Nothing may be dropped or altered: reproduce all the data.

• [Extracted information]
— Begin —
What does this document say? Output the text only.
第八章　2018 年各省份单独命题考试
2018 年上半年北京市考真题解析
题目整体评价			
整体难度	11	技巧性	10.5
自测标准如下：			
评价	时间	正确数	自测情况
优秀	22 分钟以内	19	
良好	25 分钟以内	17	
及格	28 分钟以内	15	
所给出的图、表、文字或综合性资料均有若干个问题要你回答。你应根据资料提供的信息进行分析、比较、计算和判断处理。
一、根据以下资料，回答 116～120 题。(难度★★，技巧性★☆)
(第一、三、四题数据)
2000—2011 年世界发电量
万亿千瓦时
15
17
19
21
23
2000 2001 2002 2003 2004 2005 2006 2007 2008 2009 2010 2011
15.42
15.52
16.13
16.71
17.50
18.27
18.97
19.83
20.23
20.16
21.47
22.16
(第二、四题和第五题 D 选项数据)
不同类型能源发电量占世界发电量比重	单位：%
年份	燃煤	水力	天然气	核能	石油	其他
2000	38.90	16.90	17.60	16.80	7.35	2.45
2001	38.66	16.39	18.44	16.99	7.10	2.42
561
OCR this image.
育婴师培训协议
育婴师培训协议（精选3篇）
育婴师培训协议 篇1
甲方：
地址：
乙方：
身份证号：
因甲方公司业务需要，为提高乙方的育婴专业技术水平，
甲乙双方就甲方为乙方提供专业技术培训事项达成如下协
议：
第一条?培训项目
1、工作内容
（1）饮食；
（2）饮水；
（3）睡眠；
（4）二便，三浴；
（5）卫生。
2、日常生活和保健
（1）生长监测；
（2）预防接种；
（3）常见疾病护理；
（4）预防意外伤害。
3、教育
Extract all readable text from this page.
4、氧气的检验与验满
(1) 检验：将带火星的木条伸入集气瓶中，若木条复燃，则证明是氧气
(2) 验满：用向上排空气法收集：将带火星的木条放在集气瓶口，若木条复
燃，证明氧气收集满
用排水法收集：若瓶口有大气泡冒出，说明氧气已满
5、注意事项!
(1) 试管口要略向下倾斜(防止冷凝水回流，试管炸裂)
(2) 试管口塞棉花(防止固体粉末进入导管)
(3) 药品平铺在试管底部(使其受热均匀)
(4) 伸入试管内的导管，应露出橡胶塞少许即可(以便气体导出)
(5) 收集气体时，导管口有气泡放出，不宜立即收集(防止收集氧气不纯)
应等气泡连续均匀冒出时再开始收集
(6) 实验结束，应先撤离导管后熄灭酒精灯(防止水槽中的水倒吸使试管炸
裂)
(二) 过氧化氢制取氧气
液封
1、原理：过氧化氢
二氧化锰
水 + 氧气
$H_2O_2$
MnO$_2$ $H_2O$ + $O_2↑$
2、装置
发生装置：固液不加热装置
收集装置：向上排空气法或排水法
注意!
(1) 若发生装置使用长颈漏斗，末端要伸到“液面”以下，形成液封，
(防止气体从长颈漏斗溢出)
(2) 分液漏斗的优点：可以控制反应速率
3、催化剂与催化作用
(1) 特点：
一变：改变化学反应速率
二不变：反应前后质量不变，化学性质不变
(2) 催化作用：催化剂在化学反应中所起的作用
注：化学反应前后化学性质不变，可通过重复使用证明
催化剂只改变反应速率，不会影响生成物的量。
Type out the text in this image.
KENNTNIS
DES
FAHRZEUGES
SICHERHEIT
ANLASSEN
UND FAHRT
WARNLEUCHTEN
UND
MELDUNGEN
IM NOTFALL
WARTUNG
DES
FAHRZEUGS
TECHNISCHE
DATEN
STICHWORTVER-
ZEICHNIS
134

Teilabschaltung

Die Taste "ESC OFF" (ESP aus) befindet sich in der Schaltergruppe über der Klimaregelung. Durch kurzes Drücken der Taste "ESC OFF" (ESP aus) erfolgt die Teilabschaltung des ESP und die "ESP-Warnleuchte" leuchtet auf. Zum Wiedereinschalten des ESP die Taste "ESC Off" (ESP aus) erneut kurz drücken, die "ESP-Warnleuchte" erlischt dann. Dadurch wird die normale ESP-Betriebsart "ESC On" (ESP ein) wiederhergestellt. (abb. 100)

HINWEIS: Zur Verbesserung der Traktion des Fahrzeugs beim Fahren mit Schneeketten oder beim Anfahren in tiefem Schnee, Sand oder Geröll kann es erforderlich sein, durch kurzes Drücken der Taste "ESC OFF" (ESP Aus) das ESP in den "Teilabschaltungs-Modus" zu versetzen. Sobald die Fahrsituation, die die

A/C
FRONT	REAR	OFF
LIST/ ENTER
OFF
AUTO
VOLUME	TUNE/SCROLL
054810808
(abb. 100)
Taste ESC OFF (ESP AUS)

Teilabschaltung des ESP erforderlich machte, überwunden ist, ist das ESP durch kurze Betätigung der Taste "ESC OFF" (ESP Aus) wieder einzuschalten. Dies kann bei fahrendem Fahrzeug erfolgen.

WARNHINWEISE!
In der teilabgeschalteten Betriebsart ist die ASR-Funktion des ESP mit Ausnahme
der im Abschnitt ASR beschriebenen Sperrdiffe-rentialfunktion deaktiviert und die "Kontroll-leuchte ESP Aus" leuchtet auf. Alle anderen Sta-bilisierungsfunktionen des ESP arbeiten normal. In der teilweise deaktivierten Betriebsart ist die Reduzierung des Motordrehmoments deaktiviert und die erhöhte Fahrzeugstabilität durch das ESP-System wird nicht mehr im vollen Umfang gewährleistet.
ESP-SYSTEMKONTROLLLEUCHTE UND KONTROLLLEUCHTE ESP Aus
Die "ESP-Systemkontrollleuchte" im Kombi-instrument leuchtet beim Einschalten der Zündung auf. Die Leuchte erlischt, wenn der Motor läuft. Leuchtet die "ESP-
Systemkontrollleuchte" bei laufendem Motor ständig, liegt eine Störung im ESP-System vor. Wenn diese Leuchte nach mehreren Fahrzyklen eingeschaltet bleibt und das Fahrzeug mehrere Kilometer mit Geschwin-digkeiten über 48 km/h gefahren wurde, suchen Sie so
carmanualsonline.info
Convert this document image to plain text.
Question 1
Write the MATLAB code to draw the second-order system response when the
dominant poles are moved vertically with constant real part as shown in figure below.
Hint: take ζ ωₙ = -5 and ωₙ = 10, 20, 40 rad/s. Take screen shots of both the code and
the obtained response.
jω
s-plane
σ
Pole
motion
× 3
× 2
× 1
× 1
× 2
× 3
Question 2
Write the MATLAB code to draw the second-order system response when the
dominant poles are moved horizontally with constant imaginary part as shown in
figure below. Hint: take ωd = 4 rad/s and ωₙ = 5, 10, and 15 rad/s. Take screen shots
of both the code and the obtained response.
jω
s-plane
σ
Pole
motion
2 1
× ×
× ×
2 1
— End —
• [Reply to the exercise]
What does this document say? Output the text only.
第八章　2018 年各省份单独命题考试
2018 年上半年北京市考真题解析
题目整体评价			
整体难度	11	技巧性	10.5
自测标准如下：			
评价	时间	正确数	自测情况
优秀	22 分钟以内	19	
良好	25 分钟以内	17	
及格	28 分钟以内	15	
所给出的图、表、文字或综合性资料均有若干个问题要你回答。你应根据资料提供的信息进行分析、比较、计算和判断处理。
一、根据以下资料，回答 116～120 题。(难度★★，技巧性★☆)
(第一、三、四题数据)
2000—2011 年世界发电量
万亿千瓦时
15
17
19
21
23
2000 2001 2002 2003 2004 2005 2006 2007 2008 2009 2010 2011
15.42
15.52
16.13
16.71
17.50
18.27
18.97
19.83
20.23
20.16
21.47
22.16
(第二、四题和第五题 D 选项数据)
不同类型能源发电量占世界发电量比重	单位：%
年份	燃煤	水力	天然气	核能	石油	其他
2000	38.90	16.90	17.60	16.80	7.35	2.45
2001	38.66	16.39	18.44	16.99	7.10	2.42
561
OCR this image.
育婴师培训协议
育婴师培训协议（精选3篇）
育婴师培训协议 篇1
甲方：
地址：
乙方：
身份证号：
因甲方公司业务需要，为提高乙方的育婴专业技术水平，
甲乙双方就甲方为乙方提供专业技术培训事项达成如下协
议：
第一条?培训项目
1、工作内容
（1）饮食；
（2）饮水；
（3）睡眠；
（4）二便，三浴；
（5）卫生。
2、日常生活和保健
（1）生长监测；
（2）预防接种；
（3）常见疾病护理；
（4）预防意外伤害。
3、教育
Extract all readable text from this page.
4、氧气的检验与验满
(1) 检验：将带火星的木条伸入集气瓶中，若木条复燃，则证明是氧气
(2) 验满：用向上排空气法收集：将带火星的木条放在集气瓶口，若木条复
燃，证明氧气收集满
用排水法收集：若瓶口有大气泡冒出，说明氧气已满
5、注意事项!
(1) 试管口要略向下倾斜(防止冷凝水回流，试管炸裂)
(2) 试管口塞棉花(防止固体粉末进入导管)
(3) 药品平铺在试管底部(使其受热均匀)
(4) 伸入试管内的导管，应露出橡胶塞少许即可(以便气体导出)
(5) 收集气体时，导管口有气泡放出，不宜立即收集(防止收集氧气不纯)
应等气泡连续均匀冒出时再开始收集
(6) 实验结束，应先撤离导管后熄灭酒精灯(防止水槽中的水倒吸使试管炸
裂)
(二) 过氧化氢制取氧气
液封
1、原理：过氧化氢
二氧化锰
水 + 氧气
$H_2O_2$
MnO$_2$ $H_2O$ + $O_2↑$
2、装置
发生装置：固液不加热装置
收集装置：向上排空气法或排水法
注意!
(1) 若发生装置使用长颈漏斗，末端要伸到“液面”以下，形成液封，
(防止气体从长颈漏斗溢出)
(2) 分液漏斗的优点：可以控制反应速率
3、催化剂与催化作用
(1) 特点：
一变：改变化学反应速率
二不变：反应前后质量不变，化学性质不变
(2) 催化作用：催化剂在化学反应中所起的作用
注：化学反应前后化学性质不变，可通过重复使用证明
催化剂只改变反应速率，不会影响生成物的量。
Type out the text in this image.
KENNTNIS
DES
FAHRZEUGES
SICHERHEIT
ANLASSEN
UND FAHRT
WARNLEUCHTEN
UND
MELDUNGEN
IM NOTFALL
WARTUNG
DES
FAHRZEUGS
TECHNISCHE
DATEN
STICHWORTVER-
ZEICHNIS
134

Teilabschaltung

Die Taste "ESC OFF" (ESP aus) befindet sich in der Schaltergruppe über der Klimaregelung. Durch kurzes Drücken der Taste "ESC OFF" (ESP aus) erfolgt die Teilabschaltung des ESP und die "ESP-Warnleuchte" leuchtet auf. Zum Wiedereinschalten des ESP die Taste "ESC Off" (ESP aus) erneut kurz drücken, die "ESP-Warnleuchte" erlischt dann. Dadurch wird die normale ESP-Betriebsart "ESC On" (ESP ein) wiederhergestellt. (abb. 100)

HINWEIS: Zur Verbesserung der Traktion des Fahrzeugs beim Fahren mit Schneeketten oder beim Anfahren in tiefem Schnee, Sand oder Geröll kann es erforderlich sein, durch kurzes Drücken der Taste "ESC OFF" (ESP Aus) das ESP in den "Teilabschaltungs-Modus" zu versetzen. Sobald die Fahrsituation, die die

A/C
FRONT	REAR	OFF
LIST/ ENTER
OFF
AUTO
VOLUME	TUNE/SCROLL
054810808
(abb. 100)
Taste ESC OFF (ESP AUS)

Teilabschaltung des ESP erforderlich machte, überwunden ist, ist das ESP durch kurze Betätigung der Taste "ESC OFF" (ESP Aus) wieder einzuschalten. Dies kann bei fahrendem Fahrzeug erfolgen.

WARNHINWEISE!
In der teilabgeschalteten Betriebsart ist die ASR-Funktion des ESP mit Ausnahme
der im Abschnitt ASR beschriebenen Sperrdiffe-rentialfunktion deaktiviert und die "Kontroll-leuchte ESP Aus" leuchtet auf. Alle anderen Sta-bilisierungsfunktionen des ESP arbeiten normal. In der teilweise deaktivierten Betriebsart ist die Reduzierung des Motordrehmoments deaktiviert und die erhöhte Fahrzeugstabilität durch das ESP-System wird nicht mehr im vollen Umfang gewährleistet.
ESP-SYSTEMKONTROLLLEUCHTE UND KONTROLLLEUCHTE ESP Aus
Die "ESP-Systemkontrollleuchte" im Kombi-instrument leuchtet beim Einschalten der Zündung auf. Die Leuchte erlischt, wenn der Motor läuft. Leuchtet die "ESP-
Systemkontrollleuchte" bei laufendem Motor ständig, liegt eine Störung im ESP-System vor. Wenn diese Leuchte nach mehreren Fahrzyklen eingeschaltet bleibt und das Fahrzeug mehrere Kilometer mit Geschwin-digkeiten über 48 km/h gefahren wurde, suchen Sie so
carmanualsonline.info
Convert this document image to plain text.
Question 1
Write the MATLAB code to draw the second-order system response when the
dominant poles are moved vertically with constant real part as shown in figure below.
Hint: take ζ ωₙ = -5 and ωₙ = 10, 20, 40 rad/s. Take screen shots of both the code and
the obtained response.
jω
s-plane
σ
Pole
motion
× 3
× 2
× 1
× 1
× 2
× 3
Question 2
Write the MATLAB code to draw the second-order system response when the
dominant poles are moved horizontally with constant imaginary part as shown in
figure below. Hint: take ωd = 4 rad/s and ωₙ = 5, 10, and 15 rad/s. Take screen shots
of both the code and the obtained response.
jω
s-plane
σ
Pole
motion
2 1
× ×
× ×
2 1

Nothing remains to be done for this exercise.